### Short exercise
Copy out each line exactly; pictures stay out of the copy.

Records about charts and figures
►

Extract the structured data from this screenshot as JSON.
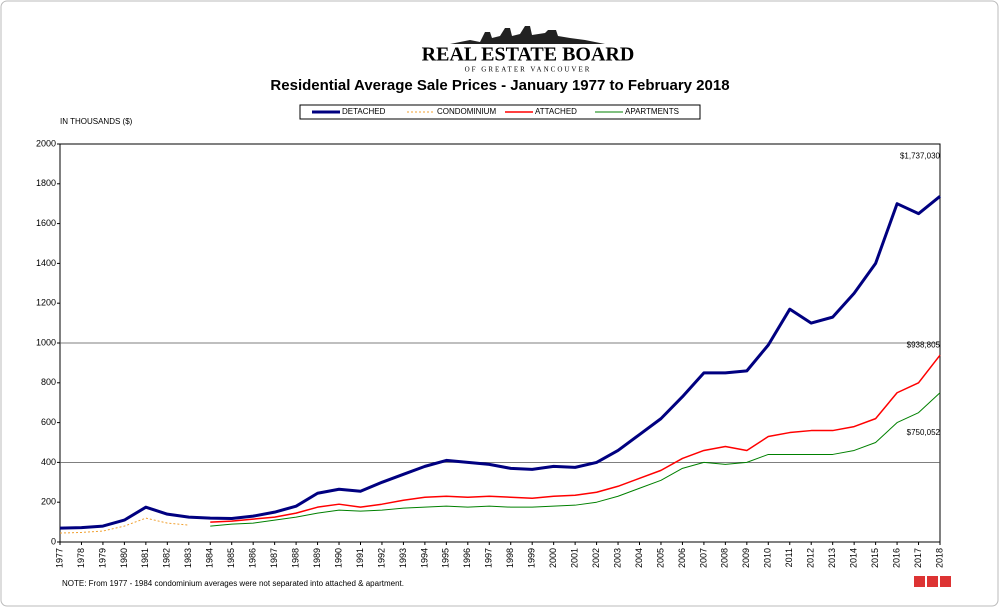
{
  "chart_data": {
    "type": "line",
    "logo": "REAL ESTATE BOARD",
    "logo_subtitle": "OF GREATER VANCOUVER",
    "title": "Residential Average Sale Prices  -  January 1977 to February 2018",
    "y_label": "IN THOUSANDS ($)",
    "note": "NOTE:  From 1977 - 1984 condominium averages were not separated into attached & apartment.",
    "categories": [
      "1977",
      "1978",
      "1979",
      "1980",
      "1981",
      "1982",
      "1983",
      "1984",
      "1985",
      "1986",
      "1987",
      "1988",
      "1989",
      "1990",
      "1991",
      "1992",
      "1993",
      "1994",
      "1995",
      "1996",
      "1997",
      "1998",
      "1999",
      "2000",
      "2001",
      "2002",
      "2003",
      "2004",
      "2005",
      "2006",
      "2007",
      "2008",
      "2009",
      "2010",
      "2011",
      "2012",
      "2013",
      "2014",
      "2015",
      "2016",
      "2017",
      "2018"
    ],
    "ylim": [
      0,
      2000
    ],
    "yticks": [
      0,
      200,
      400,
      600,
      800,
      1000,
      1200,
      1400,
      1600,
      1800,
      2000
    ],
    "grid_y": [
      400,
      1000
    ],
    "series": [
      {
        "name": "DETACHED",
        "color": "#000080",
        "width": 3,
        "dash": "none",
        "values": [
          70,
          72,
          80,
          110,
          175,
          140,
          125,
          120,
          118,
          130,
          150,
          180,
          245,
          265,
          255,
          300,
          340,
          380,
          410,
          400,
          390,
          370,
          365,
          380,
          375,
          400,
          460,
          540,
          620,
          730,
          850,
          850,
          860,
          990,
          1170,
          1100,
          1130,
          1250,
          1400,
          1700,
          1650,
          1737.03
        ],
        "value_labels": [
          null,
          null,
          null,
          null,
          null,
          null,
          null,
          null,
          null,
          null,
          null,
          null,
          null,
          null,
          null,
          null,
          null,
          null,
          null,
          null,
          null,
          null,
          null,
          null,
          null,
          null,
          null,
          null,
          null,
          null,
          null,
          null,
          null,
          null,
          null,
          null,
          null,
          null,
          null,
          null,
          null,
          "$1,737,030"
        ]
      },
      {
        "name": "CONDOMINIUM",
        "color": "#f0a030",
        "width": 1,
        "dash": "2 2",
        "values": [
          45,
          48,
          55,
          80,
          120,
          95,
          85,
          null,
          null,
          null,
          null,
          null,
          null,
          null,
          null,
          null,
          null,
          null,
          null,
          null,
          null,
          null,
          null,
          null,
          null,
          null,
          null,
          null,
          null,
          null,
          null,
          null,
          null,
          null,
          null,
          null,
          null,
          null,
          null,
          null,
          null,
          null
        ]
      },
      {
        "name": "ATTACHED",
        "color": "#ff0000",
        "width": 1.5,
        "dash": "none",
        "values": [
          null,
          null,
          null,
          null,
          null,
          null,
          null,
          100,
          105,
          115,
          125,
          145,
          175,
          190,
          175,
          190,
          210,
          225,
          230,
          225,
          230,
          225,
          220,
          230,
          235,
          250,
          280,
          320,
          360,
          420,
          460,
          480,
          460,
          530,
          550,
          560,
          560,
          580,
          620,
          750,
          800,
          938.805
        ],
        "value_labels": [
          null,
          null,
          null,
          null,
          null,
          null,
          null,
          null,
          null,
          null,
          null,
          null,
          null,
          null,
          null,
          null,
          null,
          null,
          null,
          null,
          null,
          null,
          null,
          null,
          null,
          null,
          null,
          null,
          null,
          null,
          null,
          null,
          null,
          null,
          null,
          null,
          null,
          null,
          null,
          null,
          null,
          "$938,805"
        ]
      },
      {
        "name": "APARTMENTS",
        "color": "#008000",
        "width": 1,
        "dash": "none",
        "values": [
          null,
          null,
          null,
          null,
          null,
          null,
          null,
          80,
          90,
          95,
          110,
          125,
          145,
          160,
          155,
          160,
          170,
          175,
          180,
          175,
          180,
          175,
          175,
          180,
          185,
          200,
          230,
          270,
          310,
          370,
          400,
          390,
          400,
          440,
          440,
          440,
          440,
          460,
          500,
          600,
          650,
          750.052
        ],
        "value_labels": [
          null,
          null,
          null,
          null,
          null,
          null,
          null,
          null,
          null,
          null,
          null,
          null,
          null,
          null,
          null,
          null,
          null,
          null,
          null,
          null,
          null,
          null,
          null,
          null,
          null,
          null,
          null,
          null,
          null,
          null,
          null,
          null,
          null,
          null,
          null,
          null,
          null,
          null,
          null,
          null,
          null,
          "$750,052"
        ]
      }
    ]
  }
}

◄

### The solution
Extract the structured data from this screenshot as JSON.
{
  "chart_data": {
    "type": "line",
    "logo": "REAL ESTATE BOARD",
    "logo_subtitle": "OF GREATER VANCOUVER",
    "title": "Residential Average Sale Prices  -  January 1977 to February 2018",
    "y_label": "IN THOUSANDS ($)",
    "note": "NOTE:  From 1977 - 1984 condominium averages were not separated into attached & apartment.",
    "categories": [
      "1977",
      "1978",
      "1979",
      "1980",
      "1981",
      "1982",
      "1983",
      "1984",
      "1985",
      "1986",
      "1987",
      "1988",
      "1989",
      "1990",
      "1991",
      "1992",
      "1993",
      "1994",
      "1995",
      "1996",
      "1997",
      "1998",
      "1999",
      "2000",
      "2001",
      "2002",
      "2003",
      "2004",
      "2005",
      "2006",
      "2007",
      "2008",
      "2009",
      "2010",
      "2011",
      "2012",
      "2013",
      "2014",
      "2015",
      "2016",
      "2017",
      "2018"
    ],
    "ylim": [
      0,
      2000
    ],
    "yticks": [
      0,
      200,
      400,
      600,
      800,
      1000,
      1200,
      1400,
      1600,
      1800,
      2000
    ],
    "grid_y": [
      400,
      1000
    ],
    "series": [
      {
        "name": "DETACHED",
        "color": "#000080",
        "width": 3,
        "dash": "none",
        "values": [
          70,
          72,
          80,
          110,
          175,
          140,
          125,
          120,
          118,
          130,
          150,
          180,
          245,
          265,
          255,
          300,
          340,
          380,
          410,
          400,
          390,
          370,
          365,
          380,
          375,
          400,
          460,
          540,
          620,
          730,
          850,
          850,
          860,
          990,
          1170,
          1100,
          1130,
          1250,
          1400,
          1700,
          1650,
          1737.03
        ],
        "value_labels": [
          null,
          null,
          null,
          null,
          null,
          null,
          null,
          null,
          null,
          null,
          null,
          null,
          null,
          null,
          null,
          null,
          null,
          null,
          null,
          null,
          null,
          null,
          null,
          null,
          null,
          null,
          null,
          null,
          null,
          null,
          null,
          null,
          null,
          null,
          null,
          null,
          null,
          null,
          null,
          null,
          null,
          "$1,737,030"
        ]
      },
      {
        "name": "CONDOMINIUM",
        "color": "#f0a030",
        "width": 1,
        "dash": "2 2",
        "values": [
          45,
          48,
          55,
          80,
          120,
          95,
          85,
          null,
          null,
          null,
          null,
          null,
          null,
          null,
          null,
          null,
          null,
          null,
          null,
          null,
          null,
          null,
          null,
          null,
          null,
          null,
          null,
          null,
          null,
          null,
          null,
          null,
          null,
          null,
          null,
          null,
          null,
          null,
          null,
          null,
          null,
          null
        ]
      },
      {
        "name": "ATTACHED",
        "color": "#ff0000",
        "width": 1.5,
        "dash": "none",
        "values": [
          null,
          null,
          null,
          null,
          null,
          null,
          null,
          100,
          105,
          115,
          125,
          145,
          175,
          190,
          175,
          190,
          210,
          225,
          230,
          225,
          230,
          225,
          220,
          230,
          235,
          250,
          280,
          320,
          360,
          420,
          460,
          480,
          460,
          530,
          550,
          560,
          560,
          580,
          620,
          750,
          800,
          938.805
        ],
        "value_labels": [
          null,
          null,
          null,
          null,
          null,
          null,
          null,
          null,
          null,
          null,
          null,
          null,
          null,
          null,
          null,
          null,
          null,
          null,
          null,
          null,
          null,
          null,
          null,
          null,
          null,
          null,
          null,
          null,
          null,
          null,
          null,
          null,
          null,
          null,
          null,
          null,
          null,
          null,
          null,
          null,
          null,
          "$938,805"
        ]
      },
      {
        "name": "APARTMENTS",
        "color": "#008000",
        "width": 1,
        "dash": "none",
        "values": [
          null,
          null,
          null,
          null,
          null,
          null,
          null,
          80,
          90,
          95,
          110,
          125,
          145,
          160,
          155,
          160,
          170,
          175,
          180,
          175,
          180,
          175,
          175,
          180,
          185,
          200,
          230,
          270,
          310,
          370,
          400,
          390,
          400,
          440,
          440,
          440,
          440,
          460,
          500,
          600,
          650,
          750.052
        ],
        "value_labels": [
          null,
          null,
          null,
          null,
          null,
          null,
          null,
          null,
          null,
          null,
          null,
          null,
          null,
          null,
          null,
          null,
          null,
          null,
          null,
          null,
          null,
          null,
          null,
          null,
          null,
          null,
          null,
          null,
          null,
          null,
          null,
          null,
          null,
          null,
          null,
          null,
          null,
          null,
          null,
          null,
          null,
          "$750,052"
        ]
      }
    ]
  }
}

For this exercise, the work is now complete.